**Rows from a dataset**
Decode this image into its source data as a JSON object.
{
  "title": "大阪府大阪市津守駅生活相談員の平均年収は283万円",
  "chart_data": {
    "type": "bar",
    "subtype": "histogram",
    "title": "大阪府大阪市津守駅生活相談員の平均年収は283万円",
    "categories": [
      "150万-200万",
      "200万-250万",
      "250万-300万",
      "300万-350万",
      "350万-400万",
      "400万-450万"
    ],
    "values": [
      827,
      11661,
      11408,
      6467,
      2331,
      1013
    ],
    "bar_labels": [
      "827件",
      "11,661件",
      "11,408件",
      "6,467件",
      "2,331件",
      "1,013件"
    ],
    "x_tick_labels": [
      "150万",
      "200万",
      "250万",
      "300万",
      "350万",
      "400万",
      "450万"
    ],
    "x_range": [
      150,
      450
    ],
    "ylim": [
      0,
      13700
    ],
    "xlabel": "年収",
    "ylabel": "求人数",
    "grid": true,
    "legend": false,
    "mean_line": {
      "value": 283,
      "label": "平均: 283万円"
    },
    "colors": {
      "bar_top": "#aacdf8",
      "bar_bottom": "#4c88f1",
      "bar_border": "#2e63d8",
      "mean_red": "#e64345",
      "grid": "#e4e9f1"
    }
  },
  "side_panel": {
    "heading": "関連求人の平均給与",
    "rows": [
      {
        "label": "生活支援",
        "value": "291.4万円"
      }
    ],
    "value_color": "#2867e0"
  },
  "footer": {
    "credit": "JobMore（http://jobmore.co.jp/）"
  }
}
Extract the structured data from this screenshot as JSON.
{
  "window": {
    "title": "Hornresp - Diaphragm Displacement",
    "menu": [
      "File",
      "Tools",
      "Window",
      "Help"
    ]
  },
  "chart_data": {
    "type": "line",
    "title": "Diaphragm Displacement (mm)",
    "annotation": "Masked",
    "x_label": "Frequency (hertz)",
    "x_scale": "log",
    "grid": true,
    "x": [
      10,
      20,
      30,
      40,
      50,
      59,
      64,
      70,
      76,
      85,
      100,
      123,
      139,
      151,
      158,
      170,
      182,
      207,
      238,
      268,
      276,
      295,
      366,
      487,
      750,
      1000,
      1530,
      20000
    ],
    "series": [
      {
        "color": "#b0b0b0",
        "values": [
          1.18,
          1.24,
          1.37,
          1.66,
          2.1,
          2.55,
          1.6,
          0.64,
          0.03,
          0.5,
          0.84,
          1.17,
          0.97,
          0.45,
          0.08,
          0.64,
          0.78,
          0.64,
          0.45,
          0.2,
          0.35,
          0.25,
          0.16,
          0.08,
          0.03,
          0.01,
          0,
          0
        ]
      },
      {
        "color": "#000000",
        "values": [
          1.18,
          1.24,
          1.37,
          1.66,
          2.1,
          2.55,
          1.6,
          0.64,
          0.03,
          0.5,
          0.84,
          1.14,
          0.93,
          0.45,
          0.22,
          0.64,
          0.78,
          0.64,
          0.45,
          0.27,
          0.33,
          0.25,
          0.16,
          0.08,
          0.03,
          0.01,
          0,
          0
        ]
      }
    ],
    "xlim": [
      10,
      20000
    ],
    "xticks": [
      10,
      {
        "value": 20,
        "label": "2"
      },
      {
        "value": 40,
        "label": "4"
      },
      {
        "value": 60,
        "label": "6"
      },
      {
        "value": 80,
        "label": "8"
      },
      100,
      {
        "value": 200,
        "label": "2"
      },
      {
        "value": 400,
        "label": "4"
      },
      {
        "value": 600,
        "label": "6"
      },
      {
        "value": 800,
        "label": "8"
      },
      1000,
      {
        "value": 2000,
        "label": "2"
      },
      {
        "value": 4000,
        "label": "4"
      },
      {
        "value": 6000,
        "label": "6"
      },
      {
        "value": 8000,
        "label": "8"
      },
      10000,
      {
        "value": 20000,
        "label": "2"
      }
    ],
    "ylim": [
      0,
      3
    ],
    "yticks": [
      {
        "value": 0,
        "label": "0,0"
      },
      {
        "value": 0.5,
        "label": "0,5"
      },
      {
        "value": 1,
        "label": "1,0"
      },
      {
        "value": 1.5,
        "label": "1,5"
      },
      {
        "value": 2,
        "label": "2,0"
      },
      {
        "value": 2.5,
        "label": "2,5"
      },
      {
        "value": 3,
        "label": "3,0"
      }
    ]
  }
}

**Instructions to follow**
Produce a verbatim transcription of the entries above.

**Full response**
Decode this image into its source data as a JSON object.
{
  "title": "大阪府大阪市津守駅生活相談員の平均年収は283万円",
  "chart_data": {
    "type": "bar",
    "subtype": "histogram",
    "title": "大阪府大阪市津守駅生活相談員の平均年収は283万円",
    "categories": [
      "150万-200万",
      "200万-250万",
      "250万-300万",
      "300万-350万",
      "350万-400万",
      "400万-450万"
    ],
    "values": [
      827,
      11661,
      11408,
      6467,
      2331,
      1013
    ],
    "bar_labels": [
      "827件",
      "11,661件",
      "11,408件",
      "6,467件",
      "2,331件",
      "1,013件"
    ],
    "x_tick_labels": [
      "150万",
      "200万",
      "250万",
      "300万",
      "350万",
      "400万",
      "450万"
    ],
    "x_range": [
      150,
      450
    ],
    "ylim": [
      0,
      13700
    ],
    "xlabel": "年収",
    "ylabel": "求人数",
    "grid": true,
    "legend": false,
    "mean_line": {
      "value": 283,
      "label": "平均: 283万円"
    },
    "colors": {
      "bar_top": "#aacdf8",
      "bar_bottom": "#4c88f1",
      "bar_border": "#2e63d8",
      "mean_red": "#e64345",
      "grid": "#e4e9f1"
    }
  },
  "side_panel": {
    "heading": "関連求人の平均給与",
    "rows": [
      {
        "label": "生活支援",
        "value": "291.4万円"
      }
    ],
    "value_color": "#2867e0"
  },
  "footer": {
    "credit": "JobMore（http://jobmore.co.jp/）"
  }
}
Extract the structured data from this screenshot as JSON.
{
  "window": {
    "title": "Hornresp - Diaphragm Displacement",
    "menu": [
      "File",
      "Tools",
      "Window",
      "Help"
    ]
  },
  "chart_data": {
    "type": "line",
    "title": "Diaphragm Displacement (mm)",
    "annotation": "Masked",
    "x_label": "Frequency (hertz)",
    "x_scale": "log",
    "grid": true,
    "x": [
      10,
      20,
      30,
      40,
      50,
      59,
      64,
      70,
      76,
      85,
      100,
      123,
      139,
      151,
      158,
      170,
      182,
      207,
      238,
      268,
      276,
      295,
      366,
      487,
      750,
      1000,
      1530,
      20000
    ],
    "series": [
      {
        "color": "#b0b0b0",
        "values": [
          1.18,
          1.24,
          1.37,
          1.66,
          2.1,
          2.55,
          1.6,
          0.64,
          0.03,
          0.5,
          0.84,
          1.17,
          0.97,
          0.45,
          0.08,
          0.64,
          0.78,
          0.64,
          0.45,
          0.2,
          0.35,
          0.25,
          0.16,
          0.08,
          0.03,
          0.01,
          0,
          0
        ]
      },
      {
        "color": "#000000",
        "values": [
          1.18,
          1.24,
          1.37,
          1.66,
          2.1,
          2.55,
          1.6,
          0.64,
          0.03,
          0.5,
          0.84,
          1.14,
          0.93,
          0.45,
          0.22,
          0.64,
          0.78,
          0.64,
          0.45,
          0.27,
          0.33,
          0.25,
          0.16,
          0.08,
          0.03,
          0.01,
          0,
          0
        ]
      }
    ],
    "xlim": [
      10,
      20000
    ],
    "xticks": [
      10,
      {
        "value": 20,
        "label": "2"
      },
      {
        "value": 40,
        "label": "4"
      },
      {
        "value": 60,
        "label": "6"
      },
      {
        "value": 80,
        "label": "8"
      },
      100,
      {
        "value": 200,
        "label": "2"
      },
      {
        "value": 400,
        "label": "4"
      },
      {
        "value": 600,
        "label": "6"
      },
      {
        "value": 800,
        "label": "8"
      },
      1000,
      {
        "value": 2000,
        "label": "2"
      },
      {
        "value": 4000,
        "label": "4"
      },
      {
        "value": 6000,
        "label": "6"
      },
      {
        "value": 8000,
        "label": "8"
      },
      10000,
      {
        "value": 20000,
        "label": "2"
      }
    ],
    "ylim": [
      0,
      3
    ],
    "yticks": [
      {
        "value": 0,
        "label": "0,0"
      },
      {
        "value": 0.5,
        "label": "0,5"
      },
      {
        "value": 1,
        "label": "1,0"
      },
      {
        "value": 1.5,
        "label": "1,5"
      },
      {
        "value": 2,
        "label": "2,0"
      },
      {
        "value": 2.5,
        "label": "2,5"
      },
      {
        "value": 3,
        "label": "3,0"
      }
    ]
  }
}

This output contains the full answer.